Below are the records; copy each line in them that holds the word "trend".

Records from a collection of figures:
++++++++++

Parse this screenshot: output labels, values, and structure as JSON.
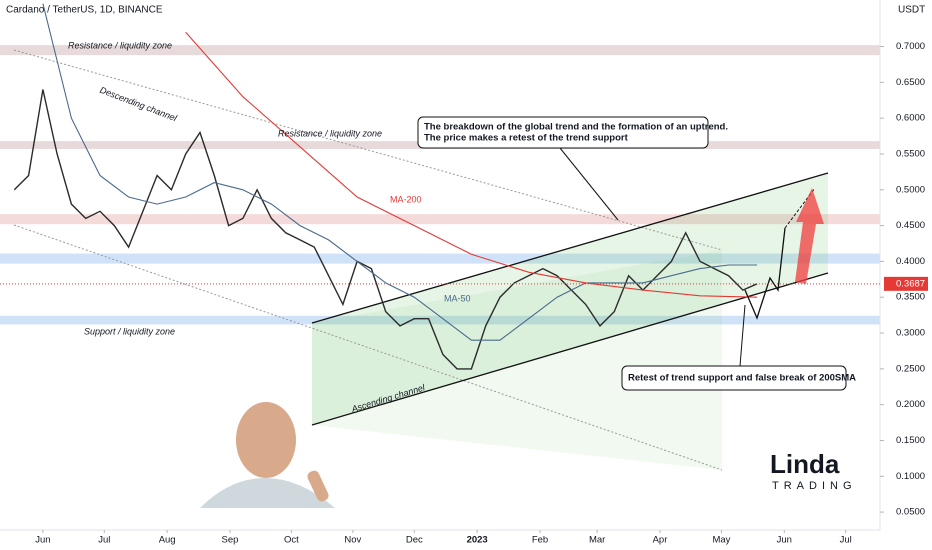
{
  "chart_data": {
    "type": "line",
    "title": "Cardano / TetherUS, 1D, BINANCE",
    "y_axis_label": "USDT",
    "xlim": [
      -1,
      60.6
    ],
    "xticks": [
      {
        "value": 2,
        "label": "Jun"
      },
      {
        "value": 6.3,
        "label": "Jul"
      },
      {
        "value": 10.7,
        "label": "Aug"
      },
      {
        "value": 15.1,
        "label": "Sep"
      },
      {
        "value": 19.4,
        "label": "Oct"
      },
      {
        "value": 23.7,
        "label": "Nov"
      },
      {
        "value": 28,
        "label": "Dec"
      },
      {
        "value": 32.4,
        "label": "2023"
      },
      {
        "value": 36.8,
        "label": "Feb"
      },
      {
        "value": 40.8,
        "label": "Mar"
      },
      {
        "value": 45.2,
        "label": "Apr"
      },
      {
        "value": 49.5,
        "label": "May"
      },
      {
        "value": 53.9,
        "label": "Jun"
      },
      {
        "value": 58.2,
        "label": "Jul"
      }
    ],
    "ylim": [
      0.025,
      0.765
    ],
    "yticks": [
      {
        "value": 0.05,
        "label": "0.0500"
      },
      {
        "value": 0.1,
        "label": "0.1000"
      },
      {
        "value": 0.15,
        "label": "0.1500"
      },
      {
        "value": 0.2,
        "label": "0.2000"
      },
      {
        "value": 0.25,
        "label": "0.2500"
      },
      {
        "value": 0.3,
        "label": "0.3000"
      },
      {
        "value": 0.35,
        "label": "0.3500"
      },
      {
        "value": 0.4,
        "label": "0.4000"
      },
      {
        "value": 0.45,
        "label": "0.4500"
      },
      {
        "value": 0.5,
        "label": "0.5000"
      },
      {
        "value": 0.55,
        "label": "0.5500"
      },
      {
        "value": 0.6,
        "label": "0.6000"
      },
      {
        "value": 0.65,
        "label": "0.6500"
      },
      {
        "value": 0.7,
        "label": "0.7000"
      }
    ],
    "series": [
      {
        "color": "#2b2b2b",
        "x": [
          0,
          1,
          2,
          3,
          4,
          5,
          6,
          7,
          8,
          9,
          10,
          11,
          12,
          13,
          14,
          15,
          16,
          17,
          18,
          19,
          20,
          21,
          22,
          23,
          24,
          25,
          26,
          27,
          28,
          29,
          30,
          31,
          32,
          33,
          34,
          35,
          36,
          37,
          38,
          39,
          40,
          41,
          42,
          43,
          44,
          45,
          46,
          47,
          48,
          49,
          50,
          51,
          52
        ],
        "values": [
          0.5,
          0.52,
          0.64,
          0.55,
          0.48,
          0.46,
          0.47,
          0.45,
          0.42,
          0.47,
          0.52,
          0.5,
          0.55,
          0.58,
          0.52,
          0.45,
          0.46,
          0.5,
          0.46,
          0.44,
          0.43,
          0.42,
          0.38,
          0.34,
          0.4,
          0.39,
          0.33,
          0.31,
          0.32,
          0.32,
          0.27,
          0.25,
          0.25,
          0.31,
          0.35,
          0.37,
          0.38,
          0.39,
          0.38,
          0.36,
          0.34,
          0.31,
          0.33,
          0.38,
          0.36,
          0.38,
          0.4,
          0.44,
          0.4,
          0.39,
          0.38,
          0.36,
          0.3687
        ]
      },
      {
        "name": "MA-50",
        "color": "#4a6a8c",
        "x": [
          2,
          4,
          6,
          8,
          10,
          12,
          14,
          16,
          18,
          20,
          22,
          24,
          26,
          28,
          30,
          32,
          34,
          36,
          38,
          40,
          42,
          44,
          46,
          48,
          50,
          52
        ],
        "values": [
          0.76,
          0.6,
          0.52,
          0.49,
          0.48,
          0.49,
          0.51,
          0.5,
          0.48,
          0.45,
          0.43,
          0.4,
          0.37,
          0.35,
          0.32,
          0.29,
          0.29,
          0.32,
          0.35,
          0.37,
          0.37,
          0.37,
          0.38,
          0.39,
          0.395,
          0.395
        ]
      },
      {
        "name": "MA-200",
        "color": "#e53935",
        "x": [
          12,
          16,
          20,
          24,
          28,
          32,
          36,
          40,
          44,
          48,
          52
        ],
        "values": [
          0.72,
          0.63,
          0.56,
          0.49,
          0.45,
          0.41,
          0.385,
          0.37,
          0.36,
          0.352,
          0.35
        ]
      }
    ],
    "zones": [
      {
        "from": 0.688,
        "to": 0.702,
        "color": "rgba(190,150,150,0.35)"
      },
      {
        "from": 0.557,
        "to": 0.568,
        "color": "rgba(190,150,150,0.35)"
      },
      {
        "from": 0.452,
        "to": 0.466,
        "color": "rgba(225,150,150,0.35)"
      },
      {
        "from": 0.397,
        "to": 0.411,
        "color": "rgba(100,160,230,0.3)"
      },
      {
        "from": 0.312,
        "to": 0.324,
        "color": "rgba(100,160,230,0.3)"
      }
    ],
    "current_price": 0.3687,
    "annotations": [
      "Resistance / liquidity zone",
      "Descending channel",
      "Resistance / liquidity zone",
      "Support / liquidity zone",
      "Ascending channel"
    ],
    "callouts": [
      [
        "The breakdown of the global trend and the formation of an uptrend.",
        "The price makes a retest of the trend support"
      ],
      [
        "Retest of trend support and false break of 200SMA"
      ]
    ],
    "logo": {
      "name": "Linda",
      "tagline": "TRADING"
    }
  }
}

++++++++++

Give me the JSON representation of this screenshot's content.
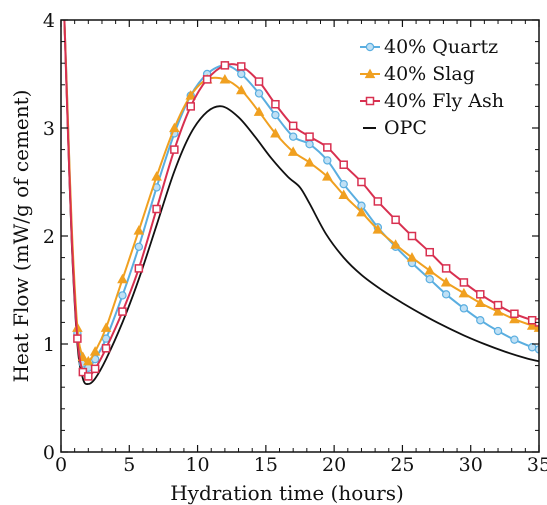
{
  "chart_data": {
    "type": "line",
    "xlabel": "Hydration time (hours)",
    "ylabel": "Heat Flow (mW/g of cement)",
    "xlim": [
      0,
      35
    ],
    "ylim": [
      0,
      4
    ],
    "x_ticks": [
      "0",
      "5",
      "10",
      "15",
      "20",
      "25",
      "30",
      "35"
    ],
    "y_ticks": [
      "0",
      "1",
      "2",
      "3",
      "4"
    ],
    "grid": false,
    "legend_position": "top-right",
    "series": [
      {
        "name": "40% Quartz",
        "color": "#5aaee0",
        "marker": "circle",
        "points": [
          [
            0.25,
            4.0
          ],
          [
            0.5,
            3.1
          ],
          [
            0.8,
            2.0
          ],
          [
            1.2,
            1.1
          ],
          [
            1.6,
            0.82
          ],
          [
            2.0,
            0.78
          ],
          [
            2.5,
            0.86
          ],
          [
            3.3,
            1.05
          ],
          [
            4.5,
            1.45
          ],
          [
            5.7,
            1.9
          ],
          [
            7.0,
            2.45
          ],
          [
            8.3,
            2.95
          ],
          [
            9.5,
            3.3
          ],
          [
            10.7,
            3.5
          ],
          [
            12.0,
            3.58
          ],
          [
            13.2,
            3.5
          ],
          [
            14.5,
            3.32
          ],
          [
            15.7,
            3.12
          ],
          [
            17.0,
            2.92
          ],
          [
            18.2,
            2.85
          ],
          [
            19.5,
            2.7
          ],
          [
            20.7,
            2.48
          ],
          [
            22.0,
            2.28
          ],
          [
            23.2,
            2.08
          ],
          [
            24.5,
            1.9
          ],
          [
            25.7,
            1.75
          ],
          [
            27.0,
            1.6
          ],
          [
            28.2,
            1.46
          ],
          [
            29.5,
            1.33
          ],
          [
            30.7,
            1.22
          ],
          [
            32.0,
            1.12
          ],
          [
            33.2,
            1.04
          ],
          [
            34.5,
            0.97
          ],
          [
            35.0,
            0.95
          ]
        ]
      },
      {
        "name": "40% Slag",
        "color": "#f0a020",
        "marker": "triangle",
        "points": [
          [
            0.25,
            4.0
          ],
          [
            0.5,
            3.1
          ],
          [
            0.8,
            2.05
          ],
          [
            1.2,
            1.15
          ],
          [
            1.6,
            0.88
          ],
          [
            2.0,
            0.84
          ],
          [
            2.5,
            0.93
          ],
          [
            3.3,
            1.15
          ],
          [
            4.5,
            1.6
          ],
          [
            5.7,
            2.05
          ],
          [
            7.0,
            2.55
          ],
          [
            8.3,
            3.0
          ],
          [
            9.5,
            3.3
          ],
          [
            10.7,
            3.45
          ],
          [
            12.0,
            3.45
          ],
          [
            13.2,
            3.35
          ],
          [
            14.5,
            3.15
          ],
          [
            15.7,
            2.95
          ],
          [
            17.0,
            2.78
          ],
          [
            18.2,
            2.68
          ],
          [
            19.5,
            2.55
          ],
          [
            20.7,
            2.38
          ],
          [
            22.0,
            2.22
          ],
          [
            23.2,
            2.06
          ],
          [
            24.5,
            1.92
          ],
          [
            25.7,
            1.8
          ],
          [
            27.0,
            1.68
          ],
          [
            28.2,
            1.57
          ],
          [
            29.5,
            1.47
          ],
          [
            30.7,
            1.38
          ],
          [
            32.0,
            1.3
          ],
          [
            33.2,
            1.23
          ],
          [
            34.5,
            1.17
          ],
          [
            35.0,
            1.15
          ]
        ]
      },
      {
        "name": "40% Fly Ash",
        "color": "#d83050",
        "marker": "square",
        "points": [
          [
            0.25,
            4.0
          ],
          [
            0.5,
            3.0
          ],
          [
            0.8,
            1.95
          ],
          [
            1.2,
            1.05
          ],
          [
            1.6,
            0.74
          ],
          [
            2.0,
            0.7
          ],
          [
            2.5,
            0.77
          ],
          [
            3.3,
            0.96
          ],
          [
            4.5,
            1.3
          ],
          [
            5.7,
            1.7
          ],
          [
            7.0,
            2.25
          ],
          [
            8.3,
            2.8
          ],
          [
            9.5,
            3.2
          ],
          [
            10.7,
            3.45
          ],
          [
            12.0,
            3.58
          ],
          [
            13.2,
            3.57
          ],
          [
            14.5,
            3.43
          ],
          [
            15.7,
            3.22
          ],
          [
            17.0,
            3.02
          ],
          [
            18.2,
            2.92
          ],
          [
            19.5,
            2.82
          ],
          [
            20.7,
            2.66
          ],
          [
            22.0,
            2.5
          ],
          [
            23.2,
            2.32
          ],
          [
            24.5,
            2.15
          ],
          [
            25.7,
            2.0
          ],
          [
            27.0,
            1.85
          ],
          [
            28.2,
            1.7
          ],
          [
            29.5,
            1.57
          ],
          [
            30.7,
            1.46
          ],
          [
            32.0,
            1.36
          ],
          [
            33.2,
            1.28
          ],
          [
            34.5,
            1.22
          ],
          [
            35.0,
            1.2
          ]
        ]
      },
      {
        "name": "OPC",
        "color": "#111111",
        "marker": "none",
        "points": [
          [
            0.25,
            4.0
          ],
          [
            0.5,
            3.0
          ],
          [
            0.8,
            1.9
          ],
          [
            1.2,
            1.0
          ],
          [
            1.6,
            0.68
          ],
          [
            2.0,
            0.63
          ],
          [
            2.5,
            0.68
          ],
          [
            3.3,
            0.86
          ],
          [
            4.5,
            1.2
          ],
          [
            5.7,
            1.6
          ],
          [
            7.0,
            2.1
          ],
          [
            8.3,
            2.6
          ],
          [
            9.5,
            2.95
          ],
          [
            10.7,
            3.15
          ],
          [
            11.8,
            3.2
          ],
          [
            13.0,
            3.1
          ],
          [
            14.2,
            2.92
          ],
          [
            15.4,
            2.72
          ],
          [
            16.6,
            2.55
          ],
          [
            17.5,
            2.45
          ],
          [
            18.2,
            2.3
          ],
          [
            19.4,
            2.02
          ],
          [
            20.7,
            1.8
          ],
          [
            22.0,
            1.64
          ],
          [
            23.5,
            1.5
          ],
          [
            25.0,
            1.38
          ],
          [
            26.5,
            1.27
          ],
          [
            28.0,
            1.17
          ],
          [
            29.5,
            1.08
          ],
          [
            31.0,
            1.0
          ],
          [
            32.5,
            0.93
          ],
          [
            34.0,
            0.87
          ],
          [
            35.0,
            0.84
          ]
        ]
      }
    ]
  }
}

++++++++++

**Full answer**
        "The breakdown of the global trend and the formation of an uptrend.",
        "The price makes a retest of the trend support"
        "Retest of trend support and false break of 200SMA"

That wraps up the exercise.